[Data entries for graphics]
..........

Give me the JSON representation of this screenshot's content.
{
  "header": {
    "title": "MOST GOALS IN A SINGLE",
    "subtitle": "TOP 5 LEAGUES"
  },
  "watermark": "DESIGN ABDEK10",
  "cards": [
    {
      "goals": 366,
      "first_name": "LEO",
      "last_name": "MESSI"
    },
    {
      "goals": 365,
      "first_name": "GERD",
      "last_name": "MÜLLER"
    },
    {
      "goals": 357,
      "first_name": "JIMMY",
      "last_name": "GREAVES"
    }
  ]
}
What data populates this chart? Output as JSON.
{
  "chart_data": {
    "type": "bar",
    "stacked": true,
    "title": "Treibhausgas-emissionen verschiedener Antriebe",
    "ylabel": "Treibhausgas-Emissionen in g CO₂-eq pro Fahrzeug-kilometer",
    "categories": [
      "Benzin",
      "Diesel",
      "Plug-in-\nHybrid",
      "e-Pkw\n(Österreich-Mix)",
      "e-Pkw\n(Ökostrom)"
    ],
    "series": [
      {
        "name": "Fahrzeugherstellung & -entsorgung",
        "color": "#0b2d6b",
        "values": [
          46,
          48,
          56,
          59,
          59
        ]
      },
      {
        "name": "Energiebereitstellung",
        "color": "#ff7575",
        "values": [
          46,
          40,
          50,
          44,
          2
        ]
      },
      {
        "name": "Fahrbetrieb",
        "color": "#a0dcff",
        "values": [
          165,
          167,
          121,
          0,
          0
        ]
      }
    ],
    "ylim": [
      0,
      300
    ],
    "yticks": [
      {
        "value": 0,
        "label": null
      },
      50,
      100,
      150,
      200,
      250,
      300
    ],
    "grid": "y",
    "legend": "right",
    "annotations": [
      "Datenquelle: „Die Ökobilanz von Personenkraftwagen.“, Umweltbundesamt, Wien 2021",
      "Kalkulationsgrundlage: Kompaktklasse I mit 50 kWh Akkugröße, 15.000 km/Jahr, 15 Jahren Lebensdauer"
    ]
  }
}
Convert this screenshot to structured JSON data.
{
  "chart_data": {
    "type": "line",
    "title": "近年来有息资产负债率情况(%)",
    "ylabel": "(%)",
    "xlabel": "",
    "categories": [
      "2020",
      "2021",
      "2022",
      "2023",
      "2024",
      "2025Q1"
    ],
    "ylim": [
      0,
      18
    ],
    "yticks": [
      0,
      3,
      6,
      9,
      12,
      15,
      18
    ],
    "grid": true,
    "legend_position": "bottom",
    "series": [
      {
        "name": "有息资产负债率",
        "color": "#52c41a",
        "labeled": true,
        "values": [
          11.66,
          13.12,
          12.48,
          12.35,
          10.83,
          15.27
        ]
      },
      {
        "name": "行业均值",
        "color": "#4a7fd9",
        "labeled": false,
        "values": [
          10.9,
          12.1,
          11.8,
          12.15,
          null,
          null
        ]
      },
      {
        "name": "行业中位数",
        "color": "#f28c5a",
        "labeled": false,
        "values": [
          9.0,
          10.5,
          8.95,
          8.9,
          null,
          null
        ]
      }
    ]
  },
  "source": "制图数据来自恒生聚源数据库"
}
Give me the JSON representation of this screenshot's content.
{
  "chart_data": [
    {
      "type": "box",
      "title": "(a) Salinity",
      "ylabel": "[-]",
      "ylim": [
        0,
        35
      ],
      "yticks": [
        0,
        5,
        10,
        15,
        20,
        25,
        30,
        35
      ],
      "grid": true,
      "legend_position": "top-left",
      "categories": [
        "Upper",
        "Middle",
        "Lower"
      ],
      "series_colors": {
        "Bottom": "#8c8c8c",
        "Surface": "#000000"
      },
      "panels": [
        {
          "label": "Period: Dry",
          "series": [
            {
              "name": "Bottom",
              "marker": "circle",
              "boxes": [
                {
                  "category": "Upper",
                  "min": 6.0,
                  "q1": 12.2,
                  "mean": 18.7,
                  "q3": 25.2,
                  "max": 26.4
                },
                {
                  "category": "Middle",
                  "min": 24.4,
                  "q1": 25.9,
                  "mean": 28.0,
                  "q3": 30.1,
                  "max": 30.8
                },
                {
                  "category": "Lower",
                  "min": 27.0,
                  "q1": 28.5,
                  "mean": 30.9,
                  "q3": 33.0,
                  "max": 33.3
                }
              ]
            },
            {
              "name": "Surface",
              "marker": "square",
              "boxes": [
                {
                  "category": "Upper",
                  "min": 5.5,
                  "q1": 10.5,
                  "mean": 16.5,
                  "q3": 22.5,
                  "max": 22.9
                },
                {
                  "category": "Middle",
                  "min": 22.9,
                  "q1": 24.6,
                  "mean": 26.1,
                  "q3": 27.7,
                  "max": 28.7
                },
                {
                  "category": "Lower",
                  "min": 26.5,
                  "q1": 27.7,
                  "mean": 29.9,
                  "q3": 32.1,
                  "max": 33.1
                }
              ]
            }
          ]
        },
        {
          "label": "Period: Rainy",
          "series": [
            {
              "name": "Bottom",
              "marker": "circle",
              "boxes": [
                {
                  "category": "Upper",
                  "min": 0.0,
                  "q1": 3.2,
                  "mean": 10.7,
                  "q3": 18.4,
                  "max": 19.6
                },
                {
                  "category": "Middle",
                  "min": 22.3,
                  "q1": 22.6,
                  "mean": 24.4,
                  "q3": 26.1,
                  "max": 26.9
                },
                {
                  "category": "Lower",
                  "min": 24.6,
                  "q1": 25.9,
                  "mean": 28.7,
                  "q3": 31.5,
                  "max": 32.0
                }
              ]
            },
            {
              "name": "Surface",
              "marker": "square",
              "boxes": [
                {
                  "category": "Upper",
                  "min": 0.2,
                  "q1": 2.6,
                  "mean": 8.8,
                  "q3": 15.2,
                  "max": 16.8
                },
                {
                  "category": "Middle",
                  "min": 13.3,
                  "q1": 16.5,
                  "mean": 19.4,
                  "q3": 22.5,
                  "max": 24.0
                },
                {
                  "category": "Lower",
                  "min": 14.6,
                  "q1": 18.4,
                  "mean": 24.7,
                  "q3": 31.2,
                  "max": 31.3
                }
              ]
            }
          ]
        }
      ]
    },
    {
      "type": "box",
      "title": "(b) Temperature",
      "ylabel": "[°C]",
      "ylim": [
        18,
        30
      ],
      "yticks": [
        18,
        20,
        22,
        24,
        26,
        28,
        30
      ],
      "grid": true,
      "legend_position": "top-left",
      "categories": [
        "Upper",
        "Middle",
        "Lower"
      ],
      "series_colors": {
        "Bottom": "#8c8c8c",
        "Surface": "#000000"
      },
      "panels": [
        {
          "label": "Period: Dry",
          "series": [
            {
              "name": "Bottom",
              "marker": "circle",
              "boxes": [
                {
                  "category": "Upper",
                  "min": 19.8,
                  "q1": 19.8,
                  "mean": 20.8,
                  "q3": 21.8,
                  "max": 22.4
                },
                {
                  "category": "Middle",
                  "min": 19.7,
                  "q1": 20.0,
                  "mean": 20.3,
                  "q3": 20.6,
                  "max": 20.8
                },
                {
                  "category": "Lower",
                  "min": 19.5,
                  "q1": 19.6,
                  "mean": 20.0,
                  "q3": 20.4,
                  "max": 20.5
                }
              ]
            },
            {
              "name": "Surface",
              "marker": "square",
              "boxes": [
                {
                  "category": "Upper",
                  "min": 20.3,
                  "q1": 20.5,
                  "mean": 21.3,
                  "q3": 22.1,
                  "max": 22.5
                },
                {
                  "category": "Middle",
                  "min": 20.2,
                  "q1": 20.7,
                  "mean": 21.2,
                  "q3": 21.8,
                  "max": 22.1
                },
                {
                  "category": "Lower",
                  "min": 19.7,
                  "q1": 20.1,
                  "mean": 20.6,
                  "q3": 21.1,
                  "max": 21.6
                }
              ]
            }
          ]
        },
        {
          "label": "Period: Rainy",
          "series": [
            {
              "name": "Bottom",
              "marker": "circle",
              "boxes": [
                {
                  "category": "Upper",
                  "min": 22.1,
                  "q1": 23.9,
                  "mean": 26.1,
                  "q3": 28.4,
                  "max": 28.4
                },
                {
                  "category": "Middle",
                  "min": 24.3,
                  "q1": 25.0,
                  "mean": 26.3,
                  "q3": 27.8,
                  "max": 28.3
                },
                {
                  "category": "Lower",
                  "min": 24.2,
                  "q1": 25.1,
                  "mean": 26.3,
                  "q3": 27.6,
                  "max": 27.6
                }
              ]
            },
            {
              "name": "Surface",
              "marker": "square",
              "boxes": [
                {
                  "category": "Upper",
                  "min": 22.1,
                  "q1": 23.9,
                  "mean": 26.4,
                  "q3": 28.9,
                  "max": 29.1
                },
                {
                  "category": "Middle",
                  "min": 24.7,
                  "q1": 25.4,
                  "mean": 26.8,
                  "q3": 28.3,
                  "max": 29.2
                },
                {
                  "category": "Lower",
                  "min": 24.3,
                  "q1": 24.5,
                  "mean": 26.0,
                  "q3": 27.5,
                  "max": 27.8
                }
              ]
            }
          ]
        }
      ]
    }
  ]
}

..........

(Task statement):
Show the lines that mention the word "ylabel".

(Exercise output):
    "ylabel": "Treibhausgas-Emissionen in g CO₂-eq pro Fahrzeug-kilometer",
    "ylabel": "(%)",
      "ylabel": "[-]",
      "ylabel": "[°C]",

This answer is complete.